The task - Filter the data for lines with the word "TradingView", then copy every line so identified.

Stored records -
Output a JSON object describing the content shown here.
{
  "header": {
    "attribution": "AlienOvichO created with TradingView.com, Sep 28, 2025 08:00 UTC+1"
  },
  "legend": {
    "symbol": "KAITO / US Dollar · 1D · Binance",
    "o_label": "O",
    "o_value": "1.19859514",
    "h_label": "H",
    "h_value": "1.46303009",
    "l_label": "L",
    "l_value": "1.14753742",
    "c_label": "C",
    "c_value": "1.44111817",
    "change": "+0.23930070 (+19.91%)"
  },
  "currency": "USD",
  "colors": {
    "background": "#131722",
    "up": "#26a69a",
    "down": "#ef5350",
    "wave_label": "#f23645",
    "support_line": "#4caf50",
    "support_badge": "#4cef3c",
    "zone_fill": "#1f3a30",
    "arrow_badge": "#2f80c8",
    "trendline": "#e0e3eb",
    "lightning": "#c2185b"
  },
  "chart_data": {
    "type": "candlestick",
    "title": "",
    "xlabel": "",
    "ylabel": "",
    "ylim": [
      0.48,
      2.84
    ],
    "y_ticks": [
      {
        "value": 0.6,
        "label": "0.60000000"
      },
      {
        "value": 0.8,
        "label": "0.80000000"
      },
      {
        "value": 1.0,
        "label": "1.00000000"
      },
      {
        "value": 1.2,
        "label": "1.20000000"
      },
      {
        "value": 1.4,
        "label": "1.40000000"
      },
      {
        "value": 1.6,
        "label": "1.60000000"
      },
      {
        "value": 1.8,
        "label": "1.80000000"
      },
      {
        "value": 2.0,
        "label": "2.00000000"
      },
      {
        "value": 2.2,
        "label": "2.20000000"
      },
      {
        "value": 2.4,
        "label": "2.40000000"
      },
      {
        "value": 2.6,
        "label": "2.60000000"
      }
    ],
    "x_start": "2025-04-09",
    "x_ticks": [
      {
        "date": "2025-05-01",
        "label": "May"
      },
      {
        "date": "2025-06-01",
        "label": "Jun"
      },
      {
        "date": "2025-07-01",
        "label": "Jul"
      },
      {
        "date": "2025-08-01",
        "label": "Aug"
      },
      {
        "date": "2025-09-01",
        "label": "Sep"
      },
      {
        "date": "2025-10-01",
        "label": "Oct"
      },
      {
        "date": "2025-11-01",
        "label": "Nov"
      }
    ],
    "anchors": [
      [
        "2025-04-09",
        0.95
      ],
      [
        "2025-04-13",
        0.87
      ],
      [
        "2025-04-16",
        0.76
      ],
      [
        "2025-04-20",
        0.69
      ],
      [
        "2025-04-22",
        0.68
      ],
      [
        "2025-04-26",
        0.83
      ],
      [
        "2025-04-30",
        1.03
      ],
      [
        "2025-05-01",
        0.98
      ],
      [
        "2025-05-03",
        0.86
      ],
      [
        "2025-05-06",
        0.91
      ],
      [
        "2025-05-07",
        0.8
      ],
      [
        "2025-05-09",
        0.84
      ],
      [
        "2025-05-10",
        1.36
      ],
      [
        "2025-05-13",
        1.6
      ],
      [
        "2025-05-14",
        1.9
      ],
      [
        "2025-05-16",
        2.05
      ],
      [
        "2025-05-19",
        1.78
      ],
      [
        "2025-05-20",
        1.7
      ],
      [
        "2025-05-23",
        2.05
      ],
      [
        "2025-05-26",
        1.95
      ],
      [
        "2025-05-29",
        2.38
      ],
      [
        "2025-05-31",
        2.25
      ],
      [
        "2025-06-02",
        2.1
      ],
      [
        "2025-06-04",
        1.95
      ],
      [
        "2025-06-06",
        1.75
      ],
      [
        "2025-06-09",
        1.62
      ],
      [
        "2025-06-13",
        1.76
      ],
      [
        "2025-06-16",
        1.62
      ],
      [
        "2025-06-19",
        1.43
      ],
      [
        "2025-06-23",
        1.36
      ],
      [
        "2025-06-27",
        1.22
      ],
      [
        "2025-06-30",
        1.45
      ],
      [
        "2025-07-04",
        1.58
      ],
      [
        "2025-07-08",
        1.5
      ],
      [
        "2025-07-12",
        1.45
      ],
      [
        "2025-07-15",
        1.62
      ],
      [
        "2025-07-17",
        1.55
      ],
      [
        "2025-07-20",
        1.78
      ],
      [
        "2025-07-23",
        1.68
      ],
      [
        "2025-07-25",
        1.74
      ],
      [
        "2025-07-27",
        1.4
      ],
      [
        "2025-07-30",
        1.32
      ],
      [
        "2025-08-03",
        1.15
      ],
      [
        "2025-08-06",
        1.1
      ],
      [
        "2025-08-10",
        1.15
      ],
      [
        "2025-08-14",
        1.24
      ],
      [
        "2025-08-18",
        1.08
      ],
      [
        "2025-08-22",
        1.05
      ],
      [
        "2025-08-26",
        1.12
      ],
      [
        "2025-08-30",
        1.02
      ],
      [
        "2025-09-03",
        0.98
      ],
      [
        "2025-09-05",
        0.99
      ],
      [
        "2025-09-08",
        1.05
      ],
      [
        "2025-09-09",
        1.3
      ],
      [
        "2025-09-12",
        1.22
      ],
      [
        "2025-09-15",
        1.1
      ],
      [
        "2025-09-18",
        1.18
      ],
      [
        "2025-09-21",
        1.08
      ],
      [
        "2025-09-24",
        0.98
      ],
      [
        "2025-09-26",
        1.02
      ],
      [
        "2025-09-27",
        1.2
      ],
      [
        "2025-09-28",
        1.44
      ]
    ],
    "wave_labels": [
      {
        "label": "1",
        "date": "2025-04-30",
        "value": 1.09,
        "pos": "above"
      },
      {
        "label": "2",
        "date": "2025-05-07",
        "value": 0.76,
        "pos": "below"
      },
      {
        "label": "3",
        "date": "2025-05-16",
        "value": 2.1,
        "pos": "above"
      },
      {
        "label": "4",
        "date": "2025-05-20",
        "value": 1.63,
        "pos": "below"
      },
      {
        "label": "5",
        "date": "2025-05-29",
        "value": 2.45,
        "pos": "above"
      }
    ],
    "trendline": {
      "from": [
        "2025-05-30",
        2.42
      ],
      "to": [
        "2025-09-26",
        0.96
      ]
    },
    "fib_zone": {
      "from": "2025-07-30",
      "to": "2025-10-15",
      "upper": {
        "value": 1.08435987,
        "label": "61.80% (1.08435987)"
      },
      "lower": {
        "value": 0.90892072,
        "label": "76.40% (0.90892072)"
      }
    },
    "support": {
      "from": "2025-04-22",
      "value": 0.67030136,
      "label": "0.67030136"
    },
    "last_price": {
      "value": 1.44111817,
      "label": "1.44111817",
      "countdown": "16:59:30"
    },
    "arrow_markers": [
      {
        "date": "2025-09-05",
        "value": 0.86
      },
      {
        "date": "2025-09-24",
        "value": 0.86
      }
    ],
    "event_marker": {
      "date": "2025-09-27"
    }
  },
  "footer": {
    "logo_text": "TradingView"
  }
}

Exercise result -
    "attribution": "AlienOvichO created with TradingView.com, Sep 28, 2025 08:00 UTC+1"
    "logo_text": "TradingView"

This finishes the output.